[To be done] Copy out every record below exactly as written, but leave out any pictures.

[Entries]
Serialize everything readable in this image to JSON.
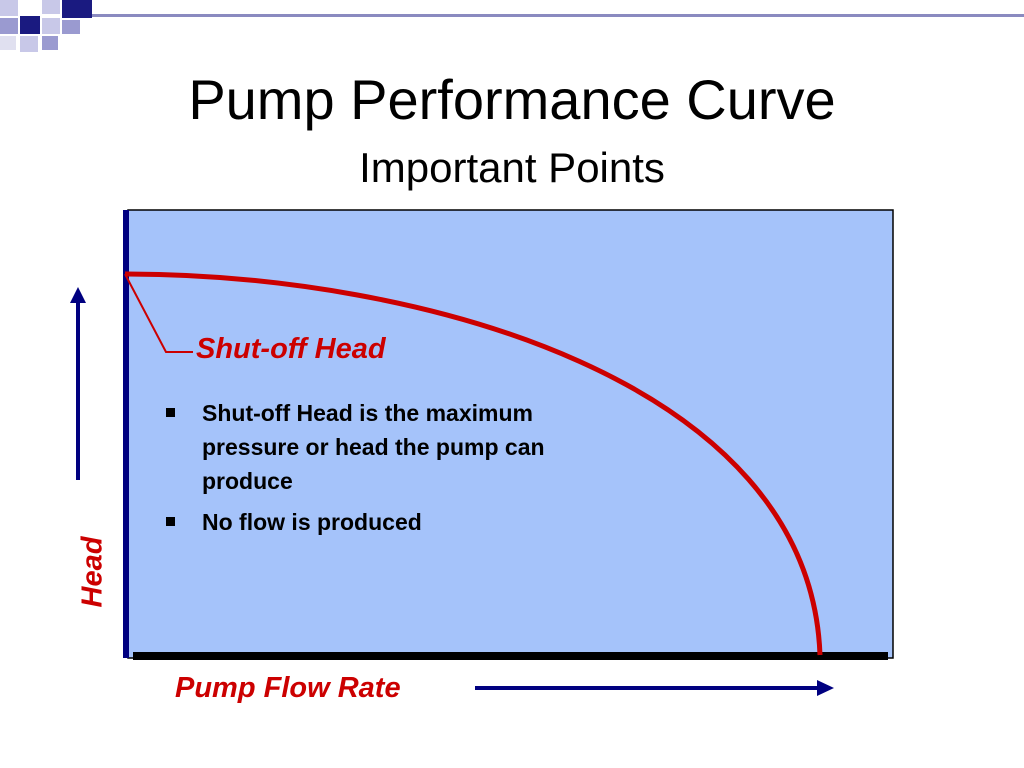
{
  "slide": {
    "title": "Pump Performance Curve",
    "subtitle": "Important Points"
  },
  "diagram": {
    "callout_label": "Shut-off Head",
    "bullets": [
      "Shut-off Head is the maximum pressure or head the pump can produce",
      "No flow is produced"
    ],
    "y_axis_label": "Head",
    "x_axis_label": "Pump Flow Rate"
  },
  "colors": {
    "plot_background": "#a5c3fa",
    "curve": "#cc0000",
    "axis_accent": "#000080",
    "label_text": "#cc0000"
  }
}
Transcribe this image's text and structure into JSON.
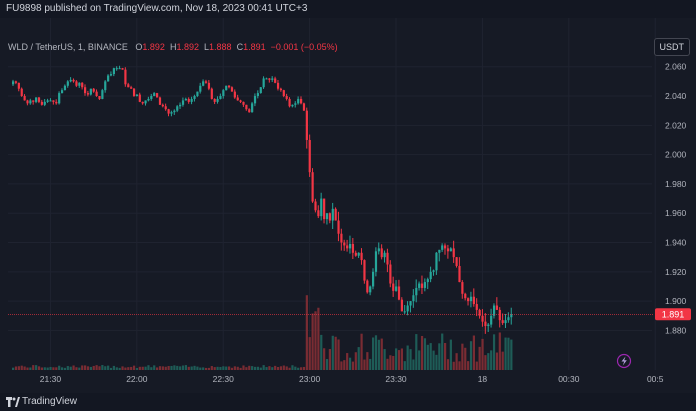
{
  "publish_line": "FU9898 published on TradingView.com, Nov 18, 2023 00:41 UTC+3",
  "legend": {
    "symbol": "WLD / TetherUS, 1, BINANCE",
    "o_label": "O",
    "o_value": "1.892",
    "h_label": "H",
    "h_value": "1.892",
    "l_label": "L",
    "l_value": "1.888",
    "c_label": "C",
    "c_value": "1.891",
    "change": "−0.001 (−0.05%)"
  },
  "currency_badge": "USDT",
  "current_price": "1.891",
  "footer_brand": "TradingView",
  "colors": {
    "up": "#26a69a",
    "down": "#f23645",
    "background": "#161a25",
    "vol_up": "#1e5c57",
    "vol_down": "#7a2c33",
    "grid": "#1f2330",
    "text": "#b2b5be"
  },
  "chart_data": {
    "type": "candlestick",
    "title": "",
    "xlabel": "",
    "ylabel": "",
    "ylim": [
      1.868,
      2.068
    ],
    "y_ticks": [
      "2.060",
      "2.040",
      "2.020",
      "2.000",
      "1.980",
      "1.960",
      "1.940",
      "1.920",
      "1.900",
      "1.880"
    ],
    "x_ticks": [
      "21:30",
      "22:00",
      "22:30",
      "23:00",
      "23:30",
      "18",
      "00:30",
      "00:5"
    ],
    "x_tick_minutes": [
      0,
      30,
      60,
      90,
      120,
      150,
      180,
      210
    ],
    "start_time": "21:17",
    "interval_minutes": 1,
    "closes": [
      2.05,
      2.049,
      2.045,
      2.04,
      2.037,
      2.035,
      2.037,
      2.036,
      2.039,
      2.036,
      2.034,
      2.036,
      2.037,
      2.037,
      2.036,
      2.035,
      2.042,
      2.044,
      2.047,
      2.05,
      2.051,
      2.05,
      2.047,
      2.049,
      2.046,
      2.042,
      2.041,
      2.045,
      2.043,
      2.04,
      2.038,
      2.044,
      2.05,
      2.054,
      2.055,
      2.059,
      2.059,
      2.059,
      2.058,
      2.048,
      2.046,
      2.045,
      2.04,
      2.041,
      2.036,
      2.035,
      2.037,
      2.038,
      2.04,
      2.042,
      2.039,
      2.034,
      2.033,
      2.031,
      2.028,
      2.029,
      2.03,
      2.033,
      2.034,
      2.037,
      2.038,
      2.036,
      2.038,
      2.04,
      2.043,
      2.047,
      2.05,
      2.049,
      2.045,
      2.038,
      2.036,
      2.038,
      2.04,
      2.044,
      2.047,
      2.046,
      2.043,
      2.039,
      2.037,
      2.036,
      2.034,
      2.031,
      2.029,
      2.035,
      2.04,
      2.042,
      2.046,
      2.052,
      2.052,
      2.051,
      2.052,
      2.049,
      2.045,
      2.044,
      2.04,
      2.038,
      2.033,
      2.034,
      2.035,
      2.038,
      2.035,
      2.03,
      2.01,
      1.988,
      1.968,
      1.962,
      1.958,
      1.97,
      1.956,
      1.96,
      1.955,
      1.963,
      1.955,
      1.946,
      1.94,
      1.938,
      1.936,
      1.939,
      1.933,
      1.931,
      1.933,
      1.928,
      1.914,
      1.906,
      1.91,
      1.92,
      1.934,
      1.936,
      1.93,
      1.933,
      1.925,
      1.912,
      1.907,
      1.91,
      1.901,
      1.893,
      1.893,
      1.897,
      1.9,
      1.904,
      1.909,
      1.912,
      1.909,
      1.913,
      1.915,
      1.92,
      1.921,
      1.933,
      1.935,
      1.938,
      1.936,
      1.934,
      1.936,
      1.93,
      1.924,
      1.913,
      1.905,
      1.902,
      1.9,
      1.903,
      1.898,
      1.894,
      1.89,
      1.886,
      1.883,
      1.884,
      1.89,
      1.897,
      1.894,
      1.887,
      1.885,
      1.887,
      1.889,
      1.891
    ]
  }
}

[Full answer]
Serialize everything readable in this image to JSON.
{
  "slide": {
    "title": "Pump Performance Curve",
    "subtitle": "Important Points"
  },
  "diagram": {
    "callout_label": "Shut-off Head",
    "bullets": [
      "Shut-off Head is the maximum pressure or head the pump can produce",
      "No flow is produced"
    ],
    "y_axis_label": "Head",
    "x_axis_label": "Pump Flow Rate"
  },
  "colors": {
    "plot_background": "#a5c3fa",
    "curve": "#cc0000",
    "axis_accent": "#000080",
    "label_text": "#cc0000"
  }
}
Transcribe this image's text and structure into JSON.
{
  "publish_line": "FU9898 published on TradingView.com, Nov 18, 2023 00:41 UTC+3",
  "legend": {
    "symbol": "WLD / TetherUS, 1, BINANCE",
    "o_label": "O",
    "o_value": "1.892",
    "h_label": "H",
    "h_value": "1.892",
    "l_label": "L",
    "l_value": "1.888",
    "c_label": "C",
    "c_value": "1.891",
    "change": "−0.001 (−0.05%)"
  },
  "currency_badge": "USDT",
  "current_price": "1.891",
  "footer_brand": "TradingView",
  "colors": {
    "up": "#26a69a",
    "down": "#f23645",
    "background": "#161a25",
    "vol_up": "#1e5c57",
    "vol_down": "#7a2c33",
    "grid": "#1f2330",
    "text": "#b2b5be"
  },
  "chart_data": {
    "type": "candlestick",
    "title": "",
    "xlabel": "",
    "ylabel": "",
    "ylim": [
      1.868,
      2.068
    ],
    "y_ticks": [
      "2.060",
      "2.040",
      "2.020",
      "2.000",
      "1.980",
      "1.960",
      "1.940",
      "1.920",
      "1.900",
      "1.880"
    ],
    "x_ticks": [
      "21:30",
      "22:00",
      "22:30",
      "23:00",
      "23:30",
      "18",
      "00:30",
      "00:5"
    ],
    "x_tick_minutes": [
      0,
      30,
      60,
      90,
      120,
      150,
      180,
      210
    ],
    "start_time": "21:17",
    "interval_minutes": 1,
    "closes": [
      2.05,
      2.049,
      2.045,
      2.04,
      2.037,
      2.035,
      2.037,
      2.036,
      2.039,
      2.036,
      2.034,
      2.036,
      2.037,
      2.037,
      2.036,
      2.035,
      2.042,
      2.044,
      2.047,
      2.05,
      2.051,
      2.05,
      2.047,
      2.049,
      2.046,
      2.042,
      2.041,
      2.045,
      2.043,
      2.04,
      2.038,
      2.044,
      2.05,
      2.054,
      2.055,
      2.059,
      2.059,
      2.059,
      2.058,
      2.048,
      2.046,
      2.045,
      2.04,
      2.041,
      2.036,
      2.035,
      2.037,
      2.038,
      2.04,
      2.042,
      2.039,
      2.034,
      2.033,
      2.031,
      2.028,
      2.029,
      2.03,
      2.033,
      2.034,
      2.037,
      2.038,
      2.036,
      2.038,
      2.04,
      2.043,
      2.047,
      2.05,
      2.049,
      2.045,
      2.038,
      2.036,
      2.038,
      2.04,
      2.044,
      2.047,
      2.046,
      2.043,
      2.039,
      2.037,
      2.036,
      2.034,
      2.031,
      2.029,
      2.035,
      2.04,
      2.042,
      2.046,
      2.052,
      2.052,
      2.051,
      2.052,
      2.049,
      2.045,
      2.044,
      2.04,
      2.038,
      2.033,
      2.034,
      2.035,
      2.038,
      2.035,
      2.03,
      2.01,
      1.988,
      1.968,
      1.962,
      1.958,
      1.97,
      1.956,
      1.96,
      1.955,
      1.963,
      1.955,
      1.946,
      1.94,
      1.938,
      1.936,
      1.939,
      1.933,
      1.931,
      1.933,
      1.928,
      1.914,
      1.906,
      1.91,
      1.92,
      1.934,
      1.936,
      1.93,
      1.933,
      1.925,
      1.912,
      1.907,
      1.91,
      1.901,
      1.893,
      1.893,
      1.897,
      1.9,
      1.904,
      1.909,
      1.912,
      1.909,
      1.913,
      1.915,
      1.92,
      1.921,
      1.933,
      1.935,
      1.938,
      1.936,
      1.934,
      1.936,
      1.93,
      1.924,
      1.913,
      1.905,
      1.902,
      1.9,
      1.903,
      1.898,
      1.894,
      1.89,
      1.886,
      1.883,
      1.884,
      1.89,
      1.897,
      1.894,
      1.887,
      1.885,
      1.887,
      1.889,
      1.891
    ]
  }
}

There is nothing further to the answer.